[WHAT IS REQUIRED]:
Transcribe the records that follow. Keep every word exactly, and drop the pictures.

Dataset entries
<<<<
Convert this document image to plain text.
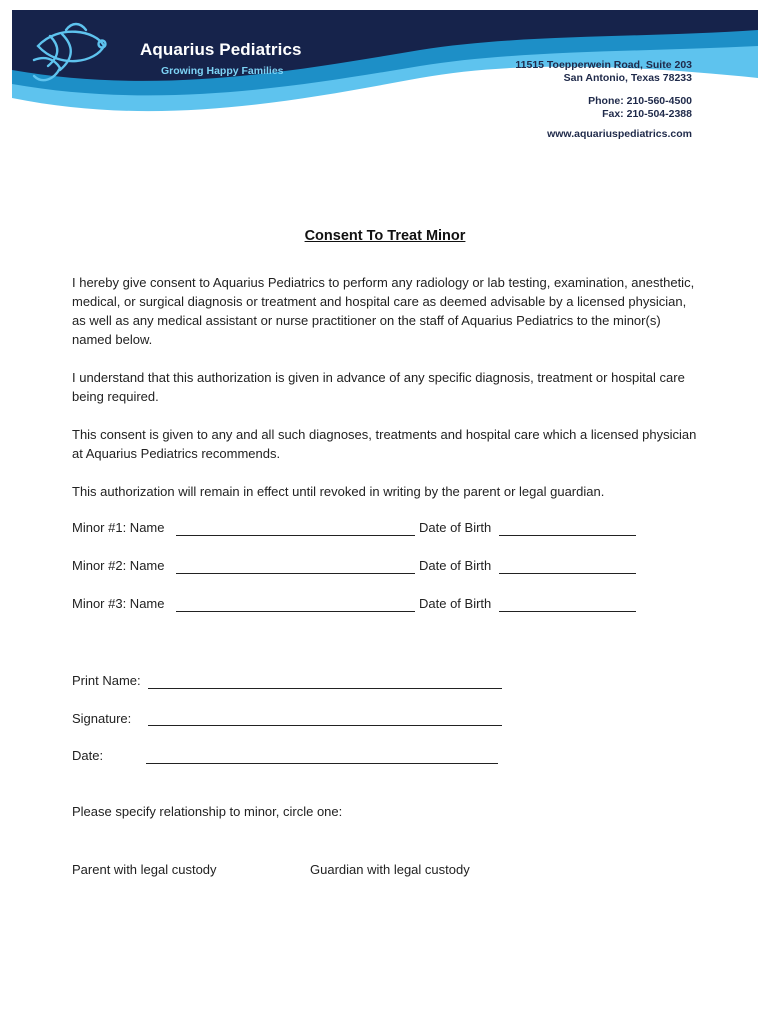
Aquarius Pediatrics
Growing Happy Families	11515 Toepperwein Road, Suite 203
San Antonio, Texas 78233
Phone: 210-560-4500
Fax: 210-504-2388
www.aquariuspediatrics.com
Consent To Treat Minor

I hereby give consent to Aquarius Pediatrics to perform any radiology or lab testing, examination, anesthetic, medical, or surgical diagnosis or treatment and hospital care as deemed advisable by a licensed physician, as well as any medical assistant or nurse practitioner on the staff of Aquarius Pediatrics to the minor(s) named below.

I understand that this authorization is given in advance of any specific diagnosis, treatment or hospital care being required.

This consent is given to any and all such diagnoses, treatments and hospital care which a licensed physician at Aquarius Pediatrics recommends.

This authorization will remain in effect until revoked in writing by the parent or legal guardian.

Minor #1: Name	Date of Birth
Minor #2: Name	Date of Birth
Minor #3: Name	Date of Birth
Print Name:
Signature:
Date:
Please specify relationship to minor, circle one:
Parent with legal custody	Guardian with legal custody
>>>>
[RESULT]:
Convert this document image to plain text.
Aquarius Pediatrics
Growing Happy Families	11515 Toepperwein Road, Suite 203
San Antonio, Texas 78233
Phone: 210-560-4500
Fax: 210-504-2388
www.aquariuspediatrics.com
Consent To Treat Minor

I hereby give consent to Aquarius Pediatrics to perform any radiology or lab testing, examination, anesthetic, medical, or surgical diagnosis or treatment and hospital care as deemed advisable by a licensed physician, as well as any medical assistant or nurse practitioner on the staff of Aquarius Pediatrics to the minor(s) named below.

I understand that this authorization is given in advance of any specific diagnosis, treatment or hospital care being required.

This consent is given to any and all such diagnoses, treatments and hospital care which a licensed physician at Aquarius Pediatrics recommends.

This authorization will remain in effect until revoked in writing by the parent or legal guardian.

Minor #1: Name	Date of Birth
Minor #2: Name	Date of Birth
Minor #3: Name	Date of Birth
Print Name:
Signature:
Date:
Please specify relationship to minor, circle one:
Parent with legal custody	Guardian with legal custody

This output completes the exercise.